▸ Goal
Give the lines of the records below as a numbered list, leaving out the pictures and any blank lines.

— Begin —

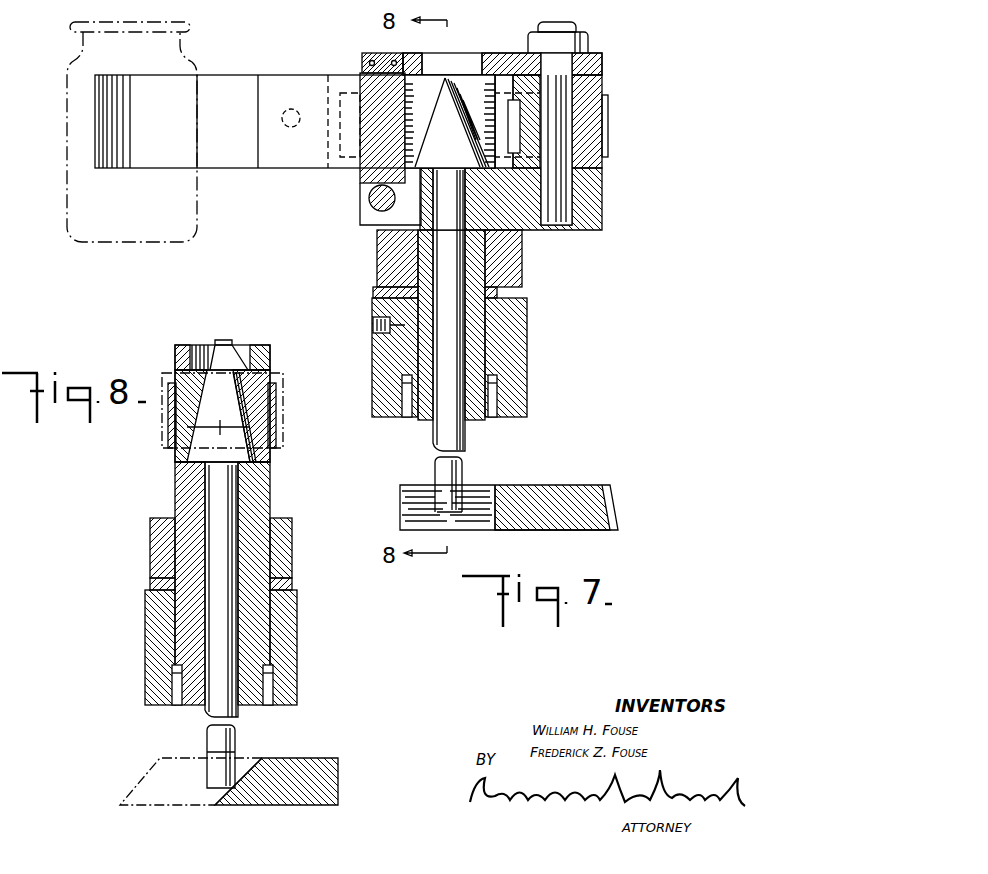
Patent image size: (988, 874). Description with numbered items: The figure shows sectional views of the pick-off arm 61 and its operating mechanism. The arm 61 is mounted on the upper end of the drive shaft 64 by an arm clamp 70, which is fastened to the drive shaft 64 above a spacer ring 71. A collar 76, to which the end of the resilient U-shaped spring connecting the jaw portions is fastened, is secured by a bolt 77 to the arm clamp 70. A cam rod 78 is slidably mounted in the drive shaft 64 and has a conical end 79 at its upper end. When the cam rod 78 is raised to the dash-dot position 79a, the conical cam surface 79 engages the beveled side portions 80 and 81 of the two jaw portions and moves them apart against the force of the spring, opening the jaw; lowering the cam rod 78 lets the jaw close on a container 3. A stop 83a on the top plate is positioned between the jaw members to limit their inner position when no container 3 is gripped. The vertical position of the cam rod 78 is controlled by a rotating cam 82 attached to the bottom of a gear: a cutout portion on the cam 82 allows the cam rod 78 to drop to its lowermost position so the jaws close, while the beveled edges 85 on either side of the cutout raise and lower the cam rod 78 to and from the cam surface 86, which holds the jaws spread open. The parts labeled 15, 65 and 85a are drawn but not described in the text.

In FIG. 7, the container 3 is at (196, 58).
In FIG. 7, the arm 61 is at (291, 73).
In FIG. 7, the stop 83a is at (357, 131).
In FIG. 7, the beveled side portion 80 is at (417, 98).
In FIG. 8, the beveled side portion 80 is at (255, 398).
In FIG. 7, the conical end 79 is at (463, 105).
In FIG. 8, the conical end 79 is at (232, 392).
In FIG. 8, the dash-dot position 79a is at (230, 352).
In FIG. 7, the bolt 77 is at (557, 80).
In FIG. 7, the collar 76 is at (597, 90).
In FIG. 7, the jaw 15 is at (608, 120).
In FIG. 7, the arm clamp 70 is at (592, 190).
In FIG. 7, the spacer ring 71 is at (515, 265).
In FIG. 7, the drive shaft 64 is at (478, 325).
In FIG. 8, the drive shaft 64 is at (258, 530).
In FIG. 7, the nut 65 is at (513, 355).
In FIG. 8, the nut 65 is at (285, 643).
In FIG. 7, the cam rod 78 is at (448, 440).
In FIG. 8, the cam rod 78 is at (210, 552).
In FIG. 8, the beveled side portion 81 is at (180, 382).
In FIG. 7, the beveled edge 85 is at (465, 505).
In FIG. 8, the beveled edge 85 is at (252, 760).
In FIG. 7, the pin end 85a is at (424, 485).
In FIG. 7, the cam surface 86 is at (527, 485).
In FIG. 8, the cam surface 86 is at (296, 760).
In FIG. 7, the cam 82 is at (572, 500).
In FIG. 8, the cam 82 is at (322, 764).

— End —

▸ Solution for this exercise
1. Patent image size: (988, 874). Description with numbered items: The figure shows sectional views of the pick-off arm 61 and its operating mechanism. The arm 61 is mounted on the upper end of the drive shaft 64 by an arm clamp 70, which is fastened to the drive shaft 64 above a spacer ring 71. A collar 76, to which the end of the resilient U-shaped spring connecting the jaw portions is fastened, is secured by a bolt 77 to the arm clamp 70. A cam rod 78 is slidably mounted in the drive shaft 64 and has a conical end 79 at its upper end. When the cam rod 78 is raised to the dash-dot position 79a, the conical cam surface 79 engages the beveled side portions 80 and 81 of the two jaw portions and moves them apart against the force of the spring, opening the jaw; lowering the cam rod 78 lets the jaw close on a container 3. A stop 83a on the top plate is positioned between the jaw members to limit their inner position when no container 3 is gripped. The vertical position of the cam rod 78 is controlled by a rotating cam 82 attached to the bottom of a gear: a cutout portion on the cam 82 allows the cam rod 78 to drop to its lowermost position so the jaws close, while the beveled edges 85 on either side of the cutout raise and lower the cam rod 78 to and from the cam surface 86, which holds the jaws spread open. The parts labeled 15, 65 and 85a are drawn but not described in the text.
2. In FIG. 7, the container 3 is at (196, 58).
3. In FIG. 7, the arm 61 is at (291, 73).
4. In FIG. 7, the stop 83a is at (357, 131).
5. In FIG. 7, the beveled side portion 80 is at (417, 98).
6. In FIG. 8, the beveled side portion 80 is at (255, 398).
7. In FIG. 7, the conical end 79 is at (463, 105).
8. In FIG. 8, the conical end 79 is at (232, 392).
9. In FIG. 8, the dash-dot position 79a is at (230, 352).
10. In FIG. 7, the bolt 77 is at (557, 80).
11. In FIG. 7, the collar 76 is at (597, 90).
12. In FIG. 7, the jaw 15 is at (608, 120).
13. In FIG. 7, the arm clamp 70 is at (592, 190).
14. In FIG. 7, the spacer ring 71 is at (515, 265).
15. In FIG. 7, the drive shaft 64 is at (478, 325).
16. In FIG. 8, the drive shaft 64 is at (258, 530).
17. In FIG. 7, the nut 65 is at (513, 355).
18. In FIG. 8, the nut 65 is at (285, 643).
19. In FIG. 7, the cam rod 78 is at (448, 440).
20. In FIG. 8, the cam rod 78 is at (210, 552).
21. In FIG. 8, the beveled side portion 81 is at (180, 382).
22. In FIG. 7, the beveled edge 85 is at (465, 505).
23. In FIG. 8, the beveled edge 85 is at (252, 760).
24. In FIG. 7, the pin end 85a is at (424, 485).
25. In FIG. 7, the cam surface 86 is at (527, 485).
26. In FIG. 8, the cam surface 86 is at (296, 760).
27. In FIG. 7, the cam 82 is at (572, 500).
28. In FIG. 8, the cam 82 is at (322, 764).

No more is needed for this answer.